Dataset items

# # #

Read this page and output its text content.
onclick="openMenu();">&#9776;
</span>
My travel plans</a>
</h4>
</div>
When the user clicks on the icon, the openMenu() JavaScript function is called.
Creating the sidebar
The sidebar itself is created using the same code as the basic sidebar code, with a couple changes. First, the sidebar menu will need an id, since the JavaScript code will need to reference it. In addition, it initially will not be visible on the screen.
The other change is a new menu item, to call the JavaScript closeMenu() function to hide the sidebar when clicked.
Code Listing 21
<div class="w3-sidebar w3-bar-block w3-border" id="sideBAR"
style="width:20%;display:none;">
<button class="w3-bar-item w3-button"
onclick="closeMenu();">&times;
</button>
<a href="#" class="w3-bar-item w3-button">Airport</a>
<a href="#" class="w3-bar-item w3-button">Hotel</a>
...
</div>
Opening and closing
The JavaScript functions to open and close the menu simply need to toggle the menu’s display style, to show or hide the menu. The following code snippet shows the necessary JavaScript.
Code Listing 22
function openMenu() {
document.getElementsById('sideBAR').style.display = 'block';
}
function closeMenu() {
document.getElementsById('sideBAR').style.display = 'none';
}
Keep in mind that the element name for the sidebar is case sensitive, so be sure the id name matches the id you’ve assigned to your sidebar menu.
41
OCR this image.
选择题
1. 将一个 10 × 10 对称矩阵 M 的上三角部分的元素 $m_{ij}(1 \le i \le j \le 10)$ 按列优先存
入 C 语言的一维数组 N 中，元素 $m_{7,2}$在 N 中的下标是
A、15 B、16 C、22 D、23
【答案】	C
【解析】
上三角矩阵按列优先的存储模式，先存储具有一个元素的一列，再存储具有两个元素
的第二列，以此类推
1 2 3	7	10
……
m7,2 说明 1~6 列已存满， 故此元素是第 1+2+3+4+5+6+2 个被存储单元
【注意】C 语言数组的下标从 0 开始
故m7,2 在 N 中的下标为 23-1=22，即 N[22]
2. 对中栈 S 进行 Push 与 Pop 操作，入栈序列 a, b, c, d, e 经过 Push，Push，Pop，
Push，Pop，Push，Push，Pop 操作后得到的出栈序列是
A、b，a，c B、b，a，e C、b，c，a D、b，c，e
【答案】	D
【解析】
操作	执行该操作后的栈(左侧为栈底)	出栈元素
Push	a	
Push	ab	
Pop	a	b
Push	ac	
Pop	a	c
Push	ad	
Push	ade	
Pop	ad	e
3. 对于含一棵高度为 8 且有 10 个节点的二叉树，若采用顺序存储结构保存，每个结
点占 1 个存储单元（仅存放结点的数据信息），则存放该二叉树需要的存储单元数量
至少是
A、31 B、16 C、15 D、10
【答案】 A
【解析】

# # #

— Given exercise —
From the entries above, pull out each line that includes "this".

— Answer below —
Read this page and output its text content.
OCR this image.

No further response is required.